Dataset listings of figures
"""

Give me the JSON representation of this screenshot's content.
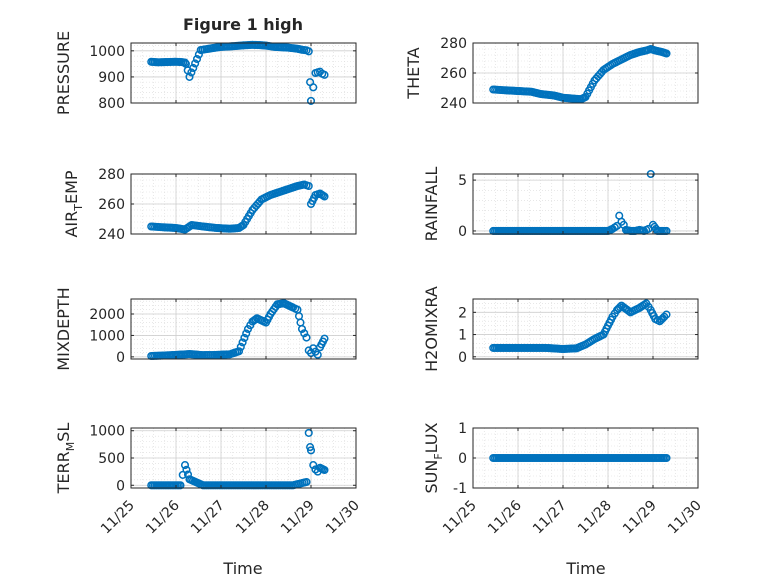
{
  "figure_title": "Figure 1 high",
  "xlabel": "Time",
  "x_ticks": [
    "11/25",
    "11/26",
    "11/27",
    "11/28",
    "11/29",
    "11/30"
  ],
  "marker_color": "#0072BD",
  "chart_data": [
    {
      "type": "scatter",
      "title": "Figure 1 high",
      "ylabel": "PRESSURE",
      "xlabel": "",
      "ylim": [
        800,
        1030
      ],
      "yticks": [
        800,
        900,
        1000
      ],
      "grid": true,
      "x_values": [
        25.45,
        25.6,
        25.8,
        26.0,
        26.12,
        26.2,
        26.22,
        26.3,
        26.55,
        26.8,
        27.0,
        27.3,
        27.5,
        27.7,
        27.85,
        28.0,
        28.2,
        28.5,
        28.7,
        28.8,
        28.9,
        28.95,
        28.98,
        29.0,
        29.05,
        29.1,
        29.2,
        29.25,
        29.3
      ],
      "y_values": [
        958,
        956,
        957,
        958,
        957,
        955,
        950,
        900,
        1003,
        1010,
        1015,
        1018,
        1021,
        1023,
        1022,
        1020,
        1015,
        1012,
        1008,
        1004,
        1002,
        998,
        880,
        808,
        860,
        915,
        920,
        912,
        908
      ]
    },
    {
      "type": "scatter",
      "title": "",
      "ylabel": "THETA",
      "xlabel": "",
      "ylim": [
        240,
        280
      ],
      "yticks": [
        240,
        260,
        280
      ],
      "grid": true,
      "x_values": [
        25.45,
        25.7,
        26.0,
        26.3,
        26.5,
        26.8,
        27.0,
        27.2,
        27.4,
        27.5,
        27.7,
        27.9,
        28.1,
        28.3,
        28.5,
        28.7,
        28.85,
        28.95,
        29.05,
        29.2,
        29.3
      ],
      "y_values": [
        249,
        248.5,
        248,
        247.5,
        246,
        245,
        243.5,
        243,
        242.5,
        244,
        255,
        262,
        266,
        269,
        272,
        274,
        275,
        276,
        275,
        274,
        273
      ]
    },
    {
      "type": "scatter",
      "title": "",
      "ylabel": "AIR_TEMP",
      "xlabel": "",
      "ylim": [
        240,
        280
      ],
      "yticks": [
        240,
        260,
        280
      ],
      "grid": true,
      "x_values": [
        25.45,
        25.7,
        26.0,
        26.2,
        26.35,
        26.6,
        26.9,
        27.2,
        27.4,
        27.5,
        27.7,
        27.9,
        28.1,
        28.3,
        28.5,
        28.7,
        28.85,
        28.95,
        29.0,
        29.1,
        29.2,
        29.3
      ],
      "y_values": [
        245,
        244.5,
        244,
        243,
        246,
        245,
        244,
        243.5,
        244,
        246,
        256,
        263,
        266,
        268,
        270,
        272,
        273,
        272,
        260,
        266,
        267,
        265
      ]
    },
    {
      "type": "scatter",
      "title": "",
      "ylabel": "RAINFALL",
      "xlabel": "",
      "ylim": [
        -0.3,
        5.6
      ],
      "yticks": [
        0,
        5
      ],
      "grid": true,
      "x_values": [
        25.45,
        25.8,
        26.2,
        26.6,
        27.0,
        27.4,
        27.8,
        28.0,
        28.1,
        28.2,
        28.25,
        28.3,
        28.35,
        28.4,
        28.5,
        28.6,
        28.7,
        28.8,
        28.9,
        28.95,
        29.0,
        29.1,
        29.3
      ],
      "y_values": [
        0,
        0,
        0,
        0,
        0,
        0,
        0,
        0,
        0.2,
        0.5,
        1.5,
        0.9,
        0.6,
        0.1,
        0,
        0,
        0.1,
        0,
        0.2,
        5.6,
        0.6,
        0,
        0
      ]
    },
    {
      "type": "scatter",
      "title": "",
      "ylabel": "MIXDEPTH",
      "xlabel": "",
      "ylim": [
        -100,
        2700
      ],
      "yticks": [
        0,
        1000,
        2000
      ],
      "grid": true,
      "x_values": [
        25.45,
        25.7,
        26.0,
        26.3,
        26.6,
        26.9,
        27.2,
        27.4,
        27.6,
        27.7,
        27.8,
        28.0,
        28.1,
        28.25,
        28.4,
        28.5,
        28.6,
        28.7,
        28.8,
        28.9,
        28.95,
        29.0,
        29.05,
        29.1,
        29.15,
        29.2,
        29.3
      ],
      "y_values": [
        40,
        60,
        90,
        130,
        80,
        90,
        120,
        260,
        1300,
        1650,
        1800,
        1600,
        2000,
        2450,
        2500,
        2400,
        2300,
        2200,
        1300,
        900,
        300,
        180,
        400,
        240,
        100,
        450,
        850
      ]
    },
    {
      "type": "scatter",
      "title": "",
      "ylabel": "H2OMIXRA",
      "xlabel": "",
      "ylim": [
        -0.1,
        2.6
      ],
      "yticks": [
        0,
        1,
        2
      ],
      "grid": true,
      "x_values": [
        25.45,
        25.8,
        26.2,
        26.6,
        27.0,
        27.3,
        27.5,
        27.7,
        27.9,
        28.0,
        28.1,
        28.2,
        28.3,
        28.5,
        28.7,
        28.85,
        28.95,
        29.05,
        29.15,
        29.25,
        29.3
      ],
      "y_values": [
        0.4,
        0.4,
        0.4,
        0.4,
        0.35,
        0.38,
        0.55,
        0.8,
        1.0,
        1.4,
        1.8,
        2.1,
        2.3,
        2.0,
        2.2,
        2.4,
        2.1,
        1.7,
        1.6,
        1.8,
        1.9
      ]
    },
    {
      "type": "scatter",
      "title": "",
      "ylabel": "TERR_MSL",
      "xlabel": "",
      "ylim": [
        -50,
        1050
      ],
      "yticks": [
        0,
        500,
        1000
      ],
      "grid": true,
      "x_values": [
        25.45,
        25.8,
        26.1,
        26.15,
        26.2,
        26.3,
        26.6,
        27.0,
        27.4,
        27.8,
        28.2,
        28.6,
        28.9,
        28.95,
        28.98,
        29.0,
        29.05,
        29.1,
        29.15,
        29.2,
        29.3
      ],
      "y_values": [
        0,
        0,
        0,
        190,
        370,
        110,
        0,
        0,
        0,
        0,
        0,
        0,
        60,
        960,
        700,
        640,
        370,
        290,
        250,
        320,
        280
      ]
    },
    {
      "type": "scatter",
      "title": "",
      "ylabel": "SUN_FLUX",
      "xlabel": "",
      "ylim": [
        -1,
        1
      ],
      "yticks": [
        -1,
        0,
        1
      ],
      "grid": true,
      "x_values": [
        25.45,
        25.8,
        26.2,
        26.6,
        27.0,
        27.4,
        27.8,
        28.2,
        28.6,
        29.0,
        29.3
      ],
      "y_values": [
        0,
        0,
        0,
        0,
        0,
        0,
        0,
        0,
        0,
        0,
        0
      ]
    }
  ]
}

"""

> Prompt: Return the material exactly as given, apart from the pictures.

> Result of this task:
Give me the JSON representation of this screenshot's content.
{
  "figure_title": "Figure 1 high",
  "xlabel": "Time",
  "x_ticks": [
    "11/25",
    "11/26",
    "11/27",
    "11/28",
    "11/29",
    "11/30"
  ],
  "marker_color": "#0072BD",
  "chart_data": [
    {
      "type": "scatter",
      "title": "Figure 1 high",
      "ylabel": "PRESSURE",
      "xlabel": "",
      "ylim": [
        800,
        1030
      ],
      "yticks": [
        800,
        900,
        1000
      ],
      "grid": true,
      "x_values": [
        25.45,
        25.6,
        25.8,
        26.0,
        26.12,
        26.2,
        26.22,
        26.3,
        26.55,
        26.8,
        27.0,
        27.3,
        27.5,
        27.7,
        27.85,
        28.0,
        28.2,
        28.5,
        28.7,
        28.8,
        28.9,
        28.95,
        28.98,
        29.0,
        29.05,
        29.1,
        29.2,
        29.25,
        29.3
      ],
      "y_values": [
        958,
        956,
        957,
        958,
        957,
        955,
        950,
        900,
        1003,
        1010,
        1015,
        1018,
        1021,
        1023,
        1022,
        1020,
        1015,
        1012,
        1008,
        1004,
        1002,
        998,
        880,
        808,
        860,
        915,
        920,
        912,
        908
      ]
    },
    {
      "type": "scatter",
      "title": "",
      "ylabel": "THETA",
      "xlabel": "",
      "ylim": [
        240,
        280
      ],
      "yticks": [
        240,
        260,
        280
      ],
      "grid": true,
      "x_values": [
        25.45,
        25.7,
        26.0,
        26.3,
        26.5,
        26.8,
        27.0,
        27.2,
        27.4,
        27.5,
        27.7,
        27.9,
        28.1,
        28.3,
        28.5,
        28.7,
        28.85,
        28.95,
        29.05,
        29.2,
        29.3
      ],
      "y_values": [
        249,
        248.5,
        248,
        247.5,
        246,
        245,
        243.5,
        243,
        242.5,
        244,
        255,
        262,
        266,
        269,
        272,
        274,
        275,
        276,
        275,
        274,
        273
      ]
    },
    {
      "type": "scatter",
      "title": "",
      "ylabel": "AIR_TEMP",
      "xlabel": "",
      "ylim": [
        240,
        280
      ],
      "yticks": [
        240,
        260,
        280
      ],
      "grid": true,
      "x_values": [
        25.45,
        25.7,
        26.0,
        26.2,
        26.35,
        26.6,
        26.9,
        27.2,
        27.4,
        27.5,
        27.7,
        27.9,
        28.1,
        28.3,
        28.5,
        28.7,
        28.85,
        28.95,
        29.0,
        29.1,
        29.2,
        29.3
      ],
      "y_values": [
        245,
        244.5,
        244,
        243,
        246,
        245,
        244,
        243.5,
        244,
        246,
        256,
        263,
        266,
        268,
        270,
        272,
        273,
        272,
        260,
        266,
        267,
        265
      ]
    },
    {
      "type": "scatter",
      "title": "",
      "ylabel": "RAINFALL",
      "xlabel": "",
      "ylim": [
        -0.3,
        5.6
      ],
      "yticks": [
        0,
        5
      ],
      "grid": true,
      "x_values": [
        25.45,
        25.8,
        26.2,
        26.6,
        27.0,
        27.4,
        27.8,
        28.0,
        28.1,
        28.2,
        28.25,
        28.3,
        28.35,
        28.4,
        28.5,
        28.6,
        28.7,
        28.8,
        28.9,
        28.95,
        29.0,
        29.1,
        29.3
      ],
      "y_values": [
        0,
        0,
        0,
        0,
        0,
        0,
        0,
        0,
        0.2,
        0.5,
        1.5,
        0.9,
        0.6,
        0.1,
        0,
        0,
        0.1,
        0,
        0.2,
        5.6,
        0.6,
        0,
        0
      ]
    },
    {
      "type": "scatter",
      "title": "",
      "ylabel": "MIXDEPTH",
      "xlabel": "",
      "ylim": [
        -100,
        2700
      ],
      "yticks": [
        0,
        1000,
        2000
      ],
      "grid": true,
      "x_values": [
        25.45,
        25.7,
        26.0,
        26.3,
        26.6,
        26.9,
        27.2,
        27.4,
        27.6,
        27.7,
        27.8,
        28.0,
        28.1,
        28.25,
        28.4,
        28.5,
        28.6,
        28.7,
        28.8,
        28.9,
        28.95,
        29.0,
        29.05,
        29.1,
        29.15,
        29.2,
        29.3
      ],
      "y_values": [
        40,
        60,
        90,
        130,
        80,
        90,
        120,
        260,
        1300,
        1650,
        1800,
        1600,
        2000,
        2450,
        2500,
        2400,
        2300,
        2200,
        1300,
        900,
        300,
        180,
        400,
        240,
        100,
        450,
        850
      ]
    },
    {
      "type": "scatter",
      "title": "",
      "ylabel": "H2OMIXRA",
      "xlabel": "",
      "ylim": [
        -0.1,
        2.6
      ],
      "yticks": [
        0,
        1,
        2
      ],
      "grid": true,
      "x_values": [
        25.45,
        25.8,
        26.2,
        26.6,
        27.0,
        27.3,
        27.5,
        27.7,
        27.9,
        28.0,
        28.1,
        28.2,
        28.3,
        28.5,
        28.7,
        28.85,
        28.95,
        29.05,
        29.15,
        29.25,
        29.3
      ],
      "y_values": [
        0.4,
        0.4,
        0.4,
        0.4,
        0.35,
        0.38,
        0.55,
        0.8,
        1.0,
        1.4,
        1.8,
        2.1,
        2.3,
        2.0,
        2.2,
        2.4,
        2.1,
        1.7,
        1.6,
        1.8,
        1.9
      ]
    },
    {
      "type": "scatter",
      "title": "",
      "ylabel": "TERR_MSL",
      "xlabel": "",
      "ylim": [
        -50,
        1050
      ],
      "yticks": [
        0,
        500,
        1000
      ],
      "grid": true,
      "x_values": [
        25.45,
        25.8,
        26.1,
        26.15,
        26.2,
        26.3,
        26.6,
        27.0,
        27.4,
        27.8,
        28.2,
        28.6,
        28.9,
        28.95,
        28.98,
        29.0,
        29.05,
        29.1,
        29.15,
        29.2,
        29.3
      ],
      "y_values": [
        0,
        0,
        0,
        190,
        370,
        110,
        0,
        0,
        0,
        0,
        0,
        0,
        60,
        960,
        700,
        640,
        370,
        290,
        250,
        320,
        280
      ]
    },
    {
      "type": "scatter",
      "title": "",
      "ylabel": "SUN_FLUX",
      "xlabel": "",
      "ylim": [
        -1,
        1
      ],
      "yticks": [
        -1,
        0,
        1
      ],
      "grid": true,
      "x_values": [
        25.45,
        25.8,
        26.2,
        26.6,
        27.0,
        27.4,
        27.8,
        28.2,
        28.6,
        29.0,
        29.3
      ],
      "y_values": [
        0,
        0,
        0,
        0,
        0,
        0,
        0,
        0,
        0,
        0,
        0
      ]
    }
  ]
}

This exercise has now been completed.